Job:
Look below and pull out each line with the word "дома".

Data rows:

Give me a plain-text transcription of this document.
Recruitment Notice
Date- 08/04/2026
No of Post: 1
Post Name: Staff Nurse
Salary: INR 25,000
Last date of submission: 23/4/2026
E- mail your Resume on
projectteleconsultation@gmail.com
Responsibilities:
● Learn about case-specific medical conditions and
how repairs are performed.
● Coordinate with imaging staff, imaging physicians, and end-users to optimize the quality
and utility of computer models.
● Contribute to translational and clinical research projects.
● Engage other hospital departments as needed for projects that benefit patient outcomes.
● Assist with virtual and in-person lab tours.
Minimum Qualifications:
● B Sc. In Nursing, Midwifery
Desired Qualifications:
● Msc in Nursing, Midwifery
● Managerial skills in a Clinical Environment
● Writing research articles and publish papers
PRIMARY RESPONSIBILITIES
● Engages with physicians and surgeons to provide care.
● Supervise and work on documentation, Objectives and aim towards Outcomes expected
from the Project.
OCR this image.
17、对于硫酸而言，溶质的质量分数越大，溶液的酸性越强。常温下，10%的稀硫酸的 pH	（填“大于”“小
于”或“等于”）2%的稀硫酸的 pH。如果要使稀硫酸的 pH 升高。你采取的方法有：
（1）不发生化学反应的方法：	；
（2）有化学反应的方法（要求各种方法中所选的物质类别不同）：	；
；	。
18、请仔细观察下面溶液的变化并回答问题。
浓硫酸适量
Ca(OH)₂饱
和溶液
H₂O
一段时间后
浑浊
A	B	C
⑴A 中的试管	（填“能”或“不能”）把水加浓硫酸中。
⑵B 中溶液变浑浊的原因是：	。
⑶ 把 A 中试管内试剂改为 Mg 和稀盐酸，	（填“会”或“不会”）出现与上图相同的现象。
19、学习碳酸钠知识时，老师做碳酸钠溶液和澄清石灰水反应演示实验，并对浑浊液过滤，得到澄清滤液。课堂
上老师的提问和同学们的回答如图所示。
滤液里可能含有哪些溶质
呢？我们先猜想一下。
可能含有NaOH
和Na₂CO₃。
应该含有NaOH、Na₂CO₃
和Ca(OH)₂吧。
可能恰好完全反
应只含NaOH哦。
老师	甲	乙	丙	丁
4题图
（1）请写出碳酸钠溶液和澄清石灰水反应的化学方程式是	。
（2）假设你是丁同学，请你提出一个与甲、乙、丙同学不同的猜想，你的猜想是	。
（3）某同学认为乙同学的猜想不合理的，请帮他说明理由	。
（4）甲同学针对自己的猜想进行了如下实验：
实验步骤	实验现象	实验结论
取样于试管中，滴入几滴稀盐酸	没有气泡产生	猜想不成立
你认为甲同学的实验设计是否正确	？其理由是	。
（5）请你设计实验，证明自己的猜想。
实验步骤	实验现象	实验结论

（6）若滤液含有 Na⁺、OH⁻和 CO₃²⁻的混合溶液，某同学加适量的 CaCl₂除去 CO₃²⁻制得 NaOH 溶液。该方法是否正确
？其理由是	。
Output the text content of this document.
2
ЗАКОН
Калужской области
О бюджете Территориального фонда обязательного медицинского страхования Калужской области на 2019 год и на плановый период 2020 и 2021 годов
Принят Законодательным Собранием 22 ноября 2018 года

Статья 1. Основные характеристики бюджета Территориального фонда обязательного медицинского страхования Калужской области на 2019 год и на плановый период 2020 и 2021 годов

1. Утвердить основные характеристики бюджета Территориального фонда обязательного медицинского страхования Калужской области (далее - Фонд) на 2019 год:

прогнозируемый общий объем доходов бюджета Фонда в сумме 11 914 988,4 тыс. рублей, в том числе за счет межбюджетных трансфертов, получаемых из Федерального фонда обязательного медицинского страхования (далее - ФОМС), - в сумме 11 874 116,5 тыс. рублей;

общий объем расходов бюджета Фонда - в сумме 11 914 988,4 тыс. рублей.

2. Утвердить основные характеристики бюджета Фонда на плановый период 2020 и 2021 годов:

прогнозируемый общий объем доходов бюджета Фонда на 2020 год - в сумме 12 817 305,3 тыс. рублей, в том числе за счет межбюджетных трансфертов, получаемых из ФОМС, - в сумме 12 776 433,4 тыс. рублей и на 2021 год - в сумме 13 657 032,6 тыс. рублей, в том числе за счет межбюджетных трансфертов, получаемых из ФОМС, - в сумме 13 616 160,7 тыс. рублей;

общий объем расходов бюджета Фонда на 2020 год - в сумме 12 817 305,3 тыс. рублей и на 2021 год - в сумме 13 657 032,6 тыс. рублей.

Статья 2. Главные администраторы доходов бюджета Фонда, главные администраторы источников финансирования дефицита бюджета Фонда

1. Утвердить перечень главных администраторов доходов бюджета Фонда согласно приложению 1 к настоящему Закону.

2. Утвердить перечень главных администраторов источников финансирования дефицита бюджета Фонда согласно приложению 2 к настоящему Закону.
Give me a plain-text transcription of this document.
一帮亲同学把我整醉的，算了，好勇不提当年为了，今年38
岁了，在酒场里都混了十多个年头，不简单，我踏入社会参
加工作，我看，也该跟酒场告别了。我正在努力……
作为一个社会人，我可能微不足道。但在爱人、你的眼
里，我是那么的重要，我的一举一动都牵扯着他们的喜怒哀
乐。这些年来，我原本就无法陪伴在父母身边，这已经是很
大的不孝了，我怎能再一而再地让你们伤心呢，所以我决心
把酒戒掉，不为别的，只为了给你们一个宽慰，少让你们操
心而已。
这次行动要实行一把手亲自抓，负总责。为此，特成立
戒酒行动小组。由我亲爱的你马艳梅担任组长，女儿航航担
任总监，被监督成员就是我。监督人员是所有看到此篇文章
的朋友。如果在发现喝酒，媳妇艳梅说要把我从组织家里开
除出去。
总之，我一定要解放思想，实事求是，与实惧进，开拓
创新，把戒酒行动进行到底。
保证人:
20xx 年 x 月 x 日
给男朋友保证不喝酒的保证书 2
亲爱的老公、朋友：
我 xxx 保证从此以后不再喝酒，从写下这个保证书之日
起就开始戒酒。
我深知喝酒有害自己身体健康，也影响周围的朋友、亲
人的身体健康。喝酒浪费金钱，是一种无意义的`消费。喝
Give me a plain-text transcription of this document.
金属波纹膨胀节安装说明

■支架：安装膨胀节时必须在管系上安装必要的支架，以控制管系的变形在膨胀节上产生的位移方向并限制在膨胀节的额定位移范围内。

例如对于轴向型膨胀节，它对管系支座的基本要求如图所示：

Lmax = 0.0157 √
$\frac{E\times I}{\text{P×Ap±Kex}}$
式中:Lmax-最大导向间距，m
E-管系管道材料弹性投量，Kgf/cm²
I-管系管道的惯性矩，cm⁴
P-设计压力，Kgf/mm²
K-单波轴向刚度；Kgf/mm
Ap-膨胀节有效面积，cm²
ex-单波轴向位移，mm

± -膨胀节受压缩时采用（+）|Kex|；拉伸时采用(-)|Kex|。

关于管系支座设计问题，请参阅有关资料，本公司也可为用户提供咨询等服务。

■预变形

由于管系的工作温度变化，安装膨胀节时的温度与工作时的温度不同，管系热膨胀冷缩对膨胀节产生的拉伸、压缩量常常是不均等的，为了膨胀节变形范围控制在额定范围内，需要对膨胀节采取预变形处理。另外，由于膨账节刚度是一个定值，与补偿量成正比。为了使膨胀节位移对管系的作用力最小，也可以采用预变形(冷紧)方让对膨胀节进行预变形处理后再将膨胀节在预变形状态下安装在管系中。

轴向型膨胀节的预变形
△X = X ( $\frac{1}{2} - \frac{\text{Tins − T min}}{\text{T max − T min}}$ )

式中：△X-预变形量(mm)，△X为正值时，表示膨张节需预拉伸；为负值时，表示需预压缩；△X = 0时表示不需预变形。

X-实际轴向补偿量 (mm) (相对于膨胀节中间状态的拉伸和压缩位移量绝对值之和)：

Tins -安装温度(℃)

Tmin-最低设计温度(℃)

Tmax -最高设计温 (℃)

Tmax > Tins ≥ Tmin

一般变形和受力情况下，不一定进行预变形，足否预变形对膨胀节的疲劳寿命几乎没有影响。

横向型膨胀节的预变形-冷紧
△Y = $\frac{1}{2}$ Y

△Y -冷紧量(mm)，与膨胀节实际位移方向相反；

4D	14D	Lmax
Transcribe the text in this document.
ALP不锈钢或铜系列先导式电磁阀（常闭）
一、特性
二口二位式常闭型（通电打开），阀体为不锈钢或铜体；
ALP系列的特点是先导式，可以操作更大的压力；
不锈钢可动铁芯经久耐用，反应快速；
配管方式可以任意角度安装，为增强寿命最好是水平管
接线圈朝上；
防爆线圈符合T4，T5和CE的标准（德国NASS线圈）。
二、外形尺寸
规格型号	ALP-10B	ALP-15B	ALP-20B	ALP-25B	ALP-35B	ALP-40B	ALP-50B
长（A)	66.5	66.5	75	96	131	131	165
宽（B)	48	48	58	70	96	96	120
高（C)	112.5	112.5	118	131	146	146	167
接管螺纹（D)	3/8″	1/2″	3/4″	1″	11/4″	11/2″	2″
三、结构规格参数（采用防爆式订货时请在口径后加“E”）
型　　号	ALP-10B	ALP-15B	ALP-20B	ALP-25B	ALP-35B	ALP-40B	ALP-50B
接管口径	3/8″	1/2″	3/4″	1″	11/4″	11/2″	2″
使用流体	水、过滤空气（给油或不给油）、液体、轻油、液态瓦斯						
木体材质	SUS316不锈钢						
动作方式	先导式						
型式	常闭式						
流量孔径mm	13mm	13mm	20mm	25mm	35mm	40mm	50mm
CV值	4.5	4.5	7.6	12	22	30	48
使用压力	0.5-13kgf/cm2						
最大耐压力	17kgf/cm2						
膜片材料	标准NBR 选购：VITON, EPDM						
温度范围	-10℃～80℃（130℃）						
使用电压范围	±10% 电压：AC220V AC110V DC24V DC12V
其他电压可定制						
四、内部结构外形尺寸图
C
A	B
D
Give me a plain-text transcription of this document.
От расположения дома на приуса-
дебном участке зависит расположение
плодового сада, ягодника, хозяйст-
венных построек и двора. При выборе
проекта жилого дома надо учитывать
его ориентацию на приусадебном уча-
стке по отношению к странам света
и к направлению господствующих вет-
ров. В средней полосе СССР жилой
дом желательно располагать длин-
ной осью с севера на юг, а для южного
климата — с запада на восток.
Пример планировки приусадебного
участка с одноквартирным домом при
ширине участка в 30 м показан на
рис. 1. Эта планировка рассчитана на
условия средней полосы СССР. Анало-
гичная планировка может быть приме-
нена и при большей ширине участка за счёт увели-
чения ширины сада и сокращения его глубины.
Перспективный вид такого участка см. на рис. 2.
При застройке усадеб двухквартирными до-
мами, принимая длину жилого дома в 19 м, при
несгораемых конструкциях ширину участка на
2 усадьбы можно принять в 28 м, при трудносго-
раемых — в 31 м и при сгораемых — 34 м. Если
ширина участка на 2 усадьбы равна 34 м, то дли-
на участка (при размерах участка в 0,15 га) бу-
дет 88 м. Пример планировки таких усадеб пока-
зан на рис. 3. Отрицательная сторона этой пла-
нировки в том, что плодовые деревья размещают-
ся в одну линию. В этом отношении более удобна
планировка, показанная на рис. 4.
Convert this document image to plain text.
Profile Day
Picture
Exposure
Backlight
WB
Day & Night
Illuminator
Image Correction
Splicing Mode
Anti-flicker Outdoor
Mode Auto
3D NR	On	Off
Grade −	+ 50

The result:
От расположения дома на приуса-
проекта жилого дома надо учитывать
мами, принимая длину жилого дома в 19 м, при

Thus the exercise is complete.